- **Data for processing**
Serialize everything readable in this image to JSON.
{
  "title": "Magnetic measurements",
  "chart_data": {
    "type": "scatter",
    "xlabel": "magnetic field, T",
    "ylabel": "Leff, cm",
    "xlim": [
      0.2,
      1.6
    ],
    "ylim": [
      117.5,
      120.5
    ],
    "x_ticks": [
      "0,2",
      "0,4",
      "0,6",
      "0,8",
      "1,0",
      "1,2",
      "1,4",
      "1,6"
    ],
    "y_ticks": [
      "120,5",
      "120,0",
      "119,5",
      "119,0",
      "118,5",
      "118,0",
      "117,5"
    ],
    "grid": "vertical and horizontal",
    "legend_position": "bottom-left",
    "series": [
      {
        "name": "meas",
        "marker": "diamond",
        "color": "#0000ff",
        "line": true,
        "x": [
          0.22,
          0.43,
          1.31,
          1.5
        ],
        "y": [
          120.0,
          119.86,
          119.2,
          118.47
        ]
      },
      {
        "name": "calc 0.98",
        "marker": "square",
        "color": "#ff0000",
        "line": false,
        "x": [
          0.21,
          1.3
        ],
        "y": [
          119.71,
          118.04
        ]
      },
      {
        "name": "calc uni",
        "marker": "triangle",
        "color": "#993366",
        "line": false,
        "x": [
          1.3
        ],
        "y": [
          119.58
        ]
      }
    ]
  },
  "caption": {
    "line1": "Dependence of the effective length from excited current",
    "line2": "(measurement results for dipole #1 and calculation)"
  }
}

- **Written exercise**
What is needed here is an exact reproduction of all the entries.

- **Completed exercise**
Serialize everything readable in this image to JSON.
{
  "title": "Magnetic measurements",
  "chart_data": {
    "type": "scatter",
    "xlabel": "magnetic field, T",
    "ylabel": "Leff, cm",
    "xlim": [
      0.2,
      1.6
    ],
    "ylim": [
      117.5,
      120.5
    ],
    "x_ticks": [
      "0,2",
      "0,4",
      "0,6",
      "0,8",
      "1,0",
      "1,2",
      "1,4",
      "1,6"
    ],
    "y_ticks": [
      "120,5",
      "120,0",
      "119,5",
      "119,0",
      "118,5",
      "118,0",
      "117,5"
    ],
    "grid": "vertical and horizontal",
    "legend_position": "bottom-left",
    "series": [
      {
        "name": "meas",
        "marker": "diamond",
        "color": "#0000ff",
        "line": true,
        "x": [
          0.22,
          0.43,
          1.31,
          1.5
        ],
        "y": [
          120.0,
          119.86,
          119.2,
          118.47
        ]
      },
      {
        "name": "calc 0.98",
        "marker": "square",
        "color": "#ff0000",
        "line": false,
        "x": [
          0.21,
          1.3
        ],
        "y": [
          119.71,
          118.04
        ]
      },
      {
        "name": "calc uni",
        "marker": "triangle",
        "color": "#993366",
        "line": false,
        "x": [
          1.3
        ],
        "y": [
          119.58
        ]
      }
    ]
  },
  "caption": {
    "line1": "Dependence of the effective length from excited current",
    "line2": "(measurement results for dipole #1 and calculation)"
  }
}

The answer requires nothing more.